AIM OF THE EXERCISE
Without including any pictures, write out the listing below exactly.

EXERCISE INPUTS
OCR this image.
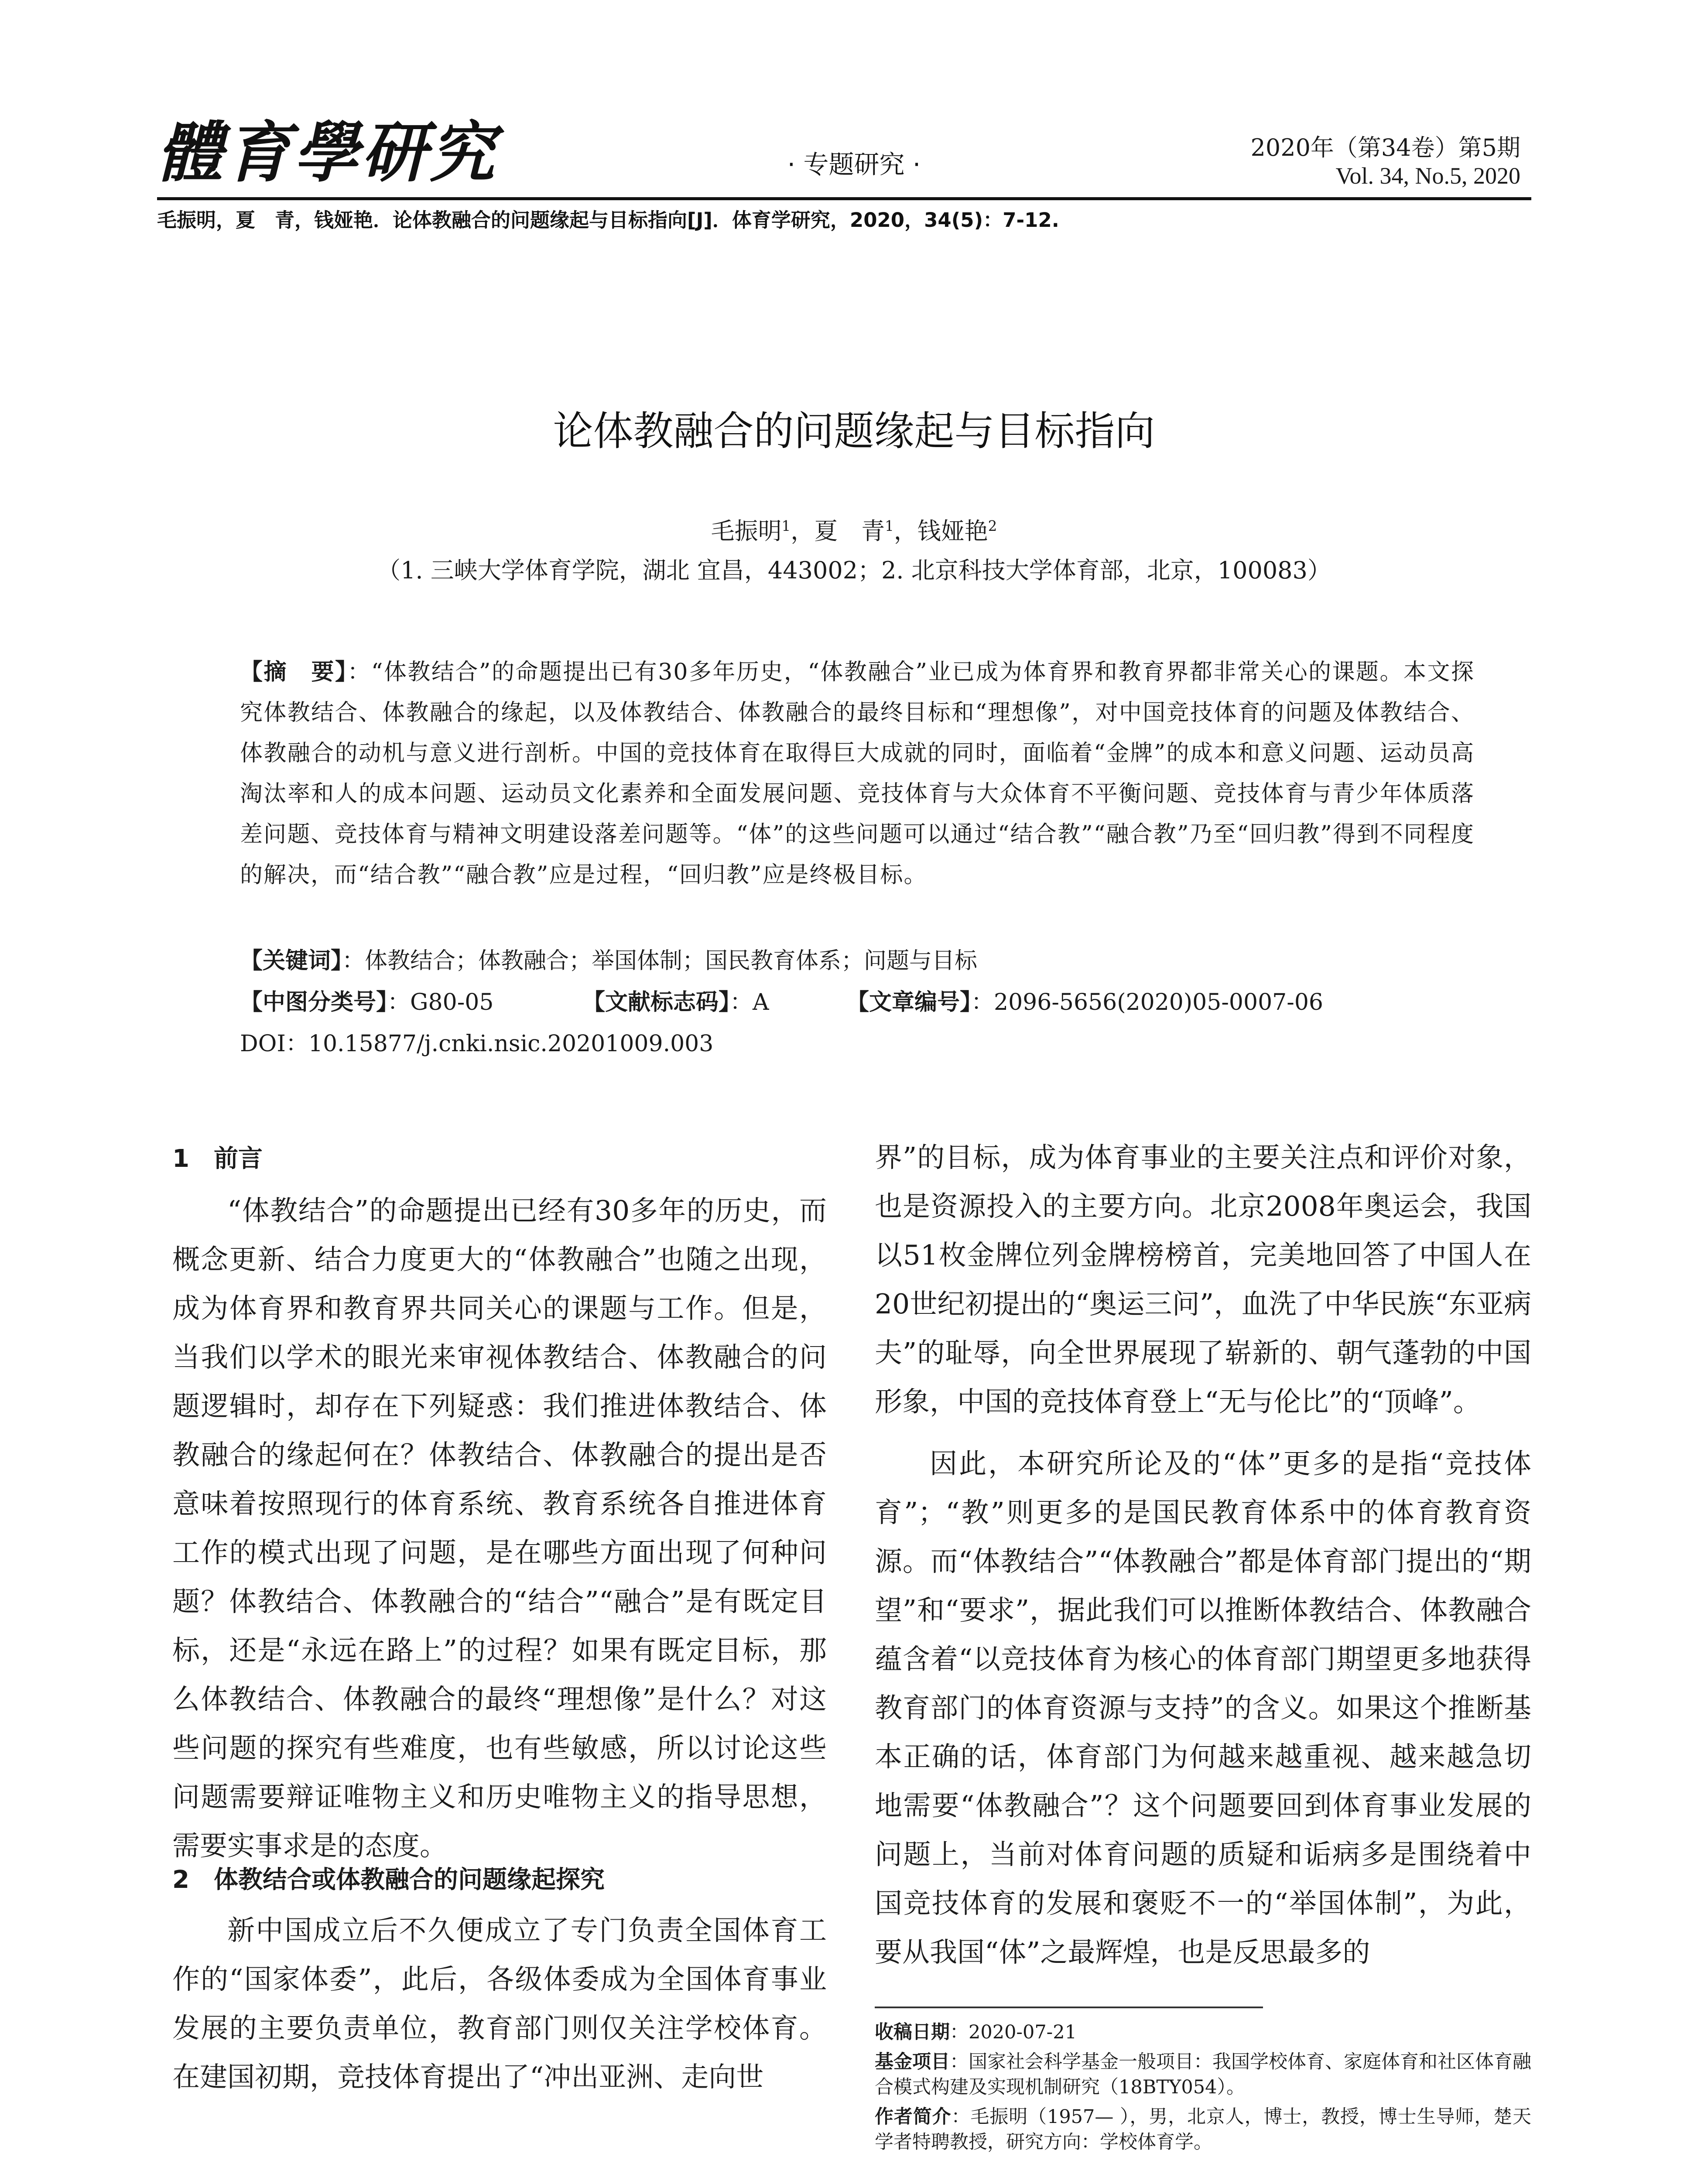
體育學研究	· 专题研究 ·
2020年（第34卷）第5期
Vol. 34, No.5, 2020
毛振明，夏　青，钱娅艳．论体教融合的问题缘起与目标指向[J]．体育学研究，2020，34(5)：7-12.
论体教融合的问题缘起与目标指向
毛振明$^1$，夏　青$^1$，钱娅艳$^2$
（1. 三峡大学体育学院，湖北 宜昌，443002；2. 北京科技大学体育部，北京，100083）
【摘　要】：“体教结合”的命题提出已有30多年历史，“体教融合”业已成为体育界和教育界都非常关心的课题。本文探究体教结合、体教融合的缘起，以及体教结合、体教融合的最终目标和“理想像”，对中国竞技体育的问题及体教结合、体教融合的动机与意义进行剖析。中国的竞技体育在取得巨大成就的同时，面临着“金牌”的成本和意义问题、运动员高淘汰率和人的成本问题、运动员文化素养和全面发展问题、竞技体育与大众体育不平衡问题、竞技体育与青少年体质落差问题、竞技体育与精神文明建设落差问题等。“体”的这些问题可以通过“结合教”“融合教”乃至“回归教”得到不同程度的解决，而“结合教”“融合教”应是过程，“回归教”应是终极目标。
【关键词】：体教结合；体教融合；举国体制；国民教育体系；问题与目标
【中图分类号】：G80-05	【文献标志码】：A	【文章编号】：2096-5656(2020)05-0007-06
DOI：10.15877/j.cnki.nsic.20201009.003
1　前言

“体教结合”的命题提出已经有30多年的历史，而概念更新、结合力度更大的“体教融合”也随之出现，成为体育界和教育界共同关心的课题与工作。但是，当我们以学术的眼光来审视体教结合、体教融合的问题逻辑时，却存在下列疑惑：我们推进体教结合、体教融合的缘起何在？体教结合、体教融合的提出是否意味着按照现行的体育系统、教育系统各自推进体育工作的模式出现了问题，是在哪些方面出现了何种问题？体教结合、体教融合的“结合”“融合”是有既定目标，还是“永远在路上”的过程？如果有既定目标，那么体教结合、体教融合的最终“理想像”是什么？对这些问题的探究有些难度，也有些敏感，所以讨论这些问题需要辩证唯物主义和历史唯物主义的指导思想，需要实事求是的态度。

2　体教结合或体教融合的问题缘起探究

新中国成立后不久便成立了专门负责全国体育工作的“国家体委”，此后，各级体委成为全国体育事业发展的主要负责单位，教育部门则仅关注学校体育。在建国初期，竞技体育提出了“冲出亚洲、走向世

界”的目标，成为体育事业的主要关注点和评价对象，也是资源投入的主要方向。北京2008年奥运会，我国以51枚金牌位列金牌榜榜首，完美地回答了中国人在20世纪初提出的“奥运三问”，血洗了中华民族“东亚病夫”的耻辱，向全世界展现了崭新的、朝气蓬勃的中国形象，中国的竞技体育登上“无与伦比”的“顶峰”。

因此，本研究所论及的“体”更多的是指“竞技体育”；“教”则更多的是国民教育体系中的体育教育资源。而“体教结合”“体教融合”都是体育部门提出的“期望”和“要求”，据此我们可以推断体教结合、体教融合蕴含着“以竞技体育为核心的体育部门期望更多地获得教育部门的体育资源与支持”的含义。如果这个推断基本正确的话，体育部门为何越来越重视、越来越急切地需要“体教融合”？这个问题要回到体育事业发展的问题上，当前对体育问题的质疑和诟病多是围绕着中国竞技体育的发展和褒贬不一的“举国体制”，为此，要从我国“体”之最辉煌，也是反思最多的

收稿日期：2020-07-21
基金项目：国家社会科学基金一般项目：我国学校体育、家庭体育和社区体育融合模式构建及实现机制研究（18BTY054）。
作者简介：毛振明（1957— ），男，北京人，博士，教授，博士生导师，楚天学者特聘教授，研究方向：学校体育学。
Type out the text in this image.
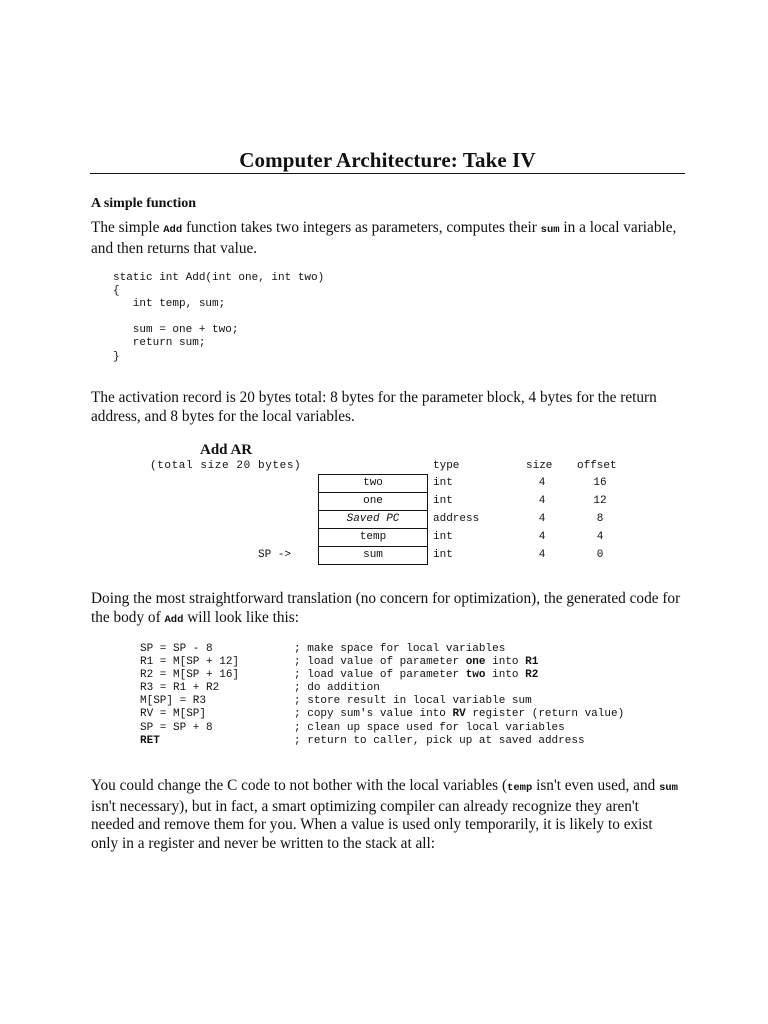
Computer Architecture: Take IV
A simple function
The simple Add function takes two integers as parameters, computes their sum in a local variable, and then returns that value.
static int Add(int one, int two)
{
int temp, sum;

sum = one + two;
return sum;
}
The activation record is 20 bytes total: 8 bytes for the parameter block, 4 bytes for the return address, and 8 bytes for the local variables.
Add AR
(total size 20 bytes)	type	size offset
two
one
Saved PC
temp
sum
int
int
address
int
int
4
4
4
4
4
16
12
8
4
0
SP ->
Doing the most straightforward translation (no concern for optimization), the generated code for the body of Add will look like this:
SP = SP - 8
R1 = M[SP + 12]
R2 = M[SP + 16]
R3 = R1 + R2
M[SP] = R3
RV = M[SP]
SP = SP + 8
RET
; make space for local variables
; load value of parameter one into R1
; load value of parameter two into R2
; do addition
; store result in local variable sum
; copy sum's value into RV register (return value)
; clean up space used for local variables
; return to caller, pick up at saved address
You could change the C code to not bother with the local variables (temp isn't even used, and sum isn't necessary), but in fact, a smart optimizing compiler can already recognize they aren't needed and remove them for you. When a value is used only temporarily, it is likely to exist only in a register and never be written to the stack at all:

TASK OUTPUT
OCR this image.
體育學研究	· 专题研究 ·
2020年（第34卷）第5期
Vol. 34, No.5, 2020
毛振明，夏　青，钱娅艳．论体教融合的问题缘起与目标指向[J]．体育学研究，2020，34(5)：7-12.
论体教融合的问题缘起与目标指向
毛振明$^1$，夏　青$^1$，钱娅艳$^2$
（1. 三峡大学体育学院，湖北 宜昌，443002；2. 北京科技大学体育部，北京，100083）
【摘　要】：“体教结合”的命题提出已有30多年历史，“体教融合”业已成为体育界和教育界都非常关心的课题。本文探究体教结合、体教融合的缘起，以及体教结合、体教融合的最终目标和“理想像”，对中国竞技体育的问题及体教结合、体教融合的动机与意义进行剖析。中国的竞技体育在取得巨大成就的同时，面临着“金牌”的成本和意义问题、运动员高淘汰率和人的成本问题、运动员文化素养和全面发展问题、竞技体育与大众体育不平衡问题、竞技体育与青少年体质落差问题、竞技体育与精神文明建设落差问题等。“体”的这些问题可以通过“结合教”“融合教”乃至“回归教”得到不同程度的解决，而“结合教”“融合教”应是过程，“回归教”应是终极目标。
【关键词】：体教结合；体教融合；举国体制；国民教育体系；问题与目标
【中图分类号】：G80-05	【文献标志码】：A	【文章编号】：2096-5656(2020)05-0007-06
DOI：10.15877/j.cnki.nsic.20201009.003
1　前言

“体教结合”的命题提出已经有30多年的历史，而概念更新、结合力度更大的“体教融合”也随之出现，成为体育界和教育界共同关心的课题与工作。但是，当我们以学术的眼光来审视体教结合、体教融合的问题逻辑时，却存在下列疑惑：我们推进体教结合、体教融合的缘起何在？体教结合、体教融合的提出是否意味着按照现行的体育系统、教育系统各自推进体育工作的模式出现了问题，是在哪些方面出现了何种问题？体教结合、体教融合的“结合”“融合”是有既定目标，还是“永远在路上”的过程？如果有既定目标，那么体教结合、体教融合的最终“理想像”是什么？对这些问题的探究有些难度，也有些敏感，所以讨论这些问题需要辩证唯物主义和历史唯物主义的指导思想，需要实事求是的态度。

2　体教结合或体教融合的问题缘起探究

新中国成立后不久便成立了专门负责全国体育工作的“国家体委”，此后，各级体委成为全国体育事业发展的主要负责单位，教育部门则仅关注学校体育。在建国初期，竞技体育提出了“冲出亚洲、走向世

界”的目标，成为体育事业的主要关注点和评价对象，也是资源投入的主要方向。北京2008年奥运会，我国以51枚金牌位列金牌榜榜首，完美地回答了中国人在20世纪初提出的“奥运三问”，血洗了中华民族“东亚病夫”的耻辱，向全世界展现了崭新的、朝气蓬勃的中国形象，中国的竞技体育登上“无与伦比”的“顶峰”。

因此，本研究所论及的“体”更多的是指“竞技体育”；“教”则更多的是国民教育体系中的体育教育资源。而“体教结合”“体教融合”都是体育部门提出的“期望”和“要求”，据此我们可以推断体教结合、体教融合蕴含着“以竞技体育为核心的体育部门期望更多地获得教育部门的体育资源与支持”的含义。如果这个推断基本正确的话，体育部门为何越来越重视、越来越急切地需要“体教融合”？这个问题要回到体育事业发展的问题上，当前对体育问题的质疑和诟病多是围绕着中国竞技体育的发展和褒贬不一的“举国体制”，为此，要从我国“体”之最辉煌，也是反思最多的

收稿日期：2020-07-21
基金项目：国家社会科学基金一般项目：我国学校体育、家庭体育和社区体育融合模式构建及实现机制研究（18BTY054）。
作者简介：毛振明（1957— ），男，北京人，博士，教授，博士生导师，楚天学者特聘教授，研究方向：学校体育学。
Type out the text in this image.
Computer Architecture: Take IV
A simple function
The simple Add function takes two integers as parameters, computes their sum in a local variable, and then returns that value.
static int Add(int one, int two)
{
int temp, sum;

sum = one + two;
return sum;
}
The activation record is 20 bytes total: 8 bytes for the parameter block, 4 bytes for the return address, and 8 bytes for the local variables.
Add AR
(total size 20 bytes)	type	size offset
two
one
Saved PC
temp
sum
int
int
address
int
int
4
4
4
4
4
16
12
8
4
0
SP ->
Doing the most straightforward translation (no concern for optimization), the generated code for the body of Add will look like this:
SP = SP - 8
R1 = M[SP + 12]
R2 = M[SP + 16]
R3 = R1 + R2
M[SP] = R3
RV = M[SP]
SP = SP + 8
RET
; make space for local variables
; load value of parameter one into R1
; load value of parameter two into R2
; do addition
; store result in local variable sum
; copy sum's value into RV register (return value)
; clean up space used for local variables
; return to caller, pick up at saved address
You could change the C code to not bother with the local variables (temp isn't even used, and sum isn't necessary), but in fact, a smart optimizing compiler can already recognize they aren't needed and remove them for you. When a value is used only temporarily, it is likely to exist only in a register and never be written to the stack at all:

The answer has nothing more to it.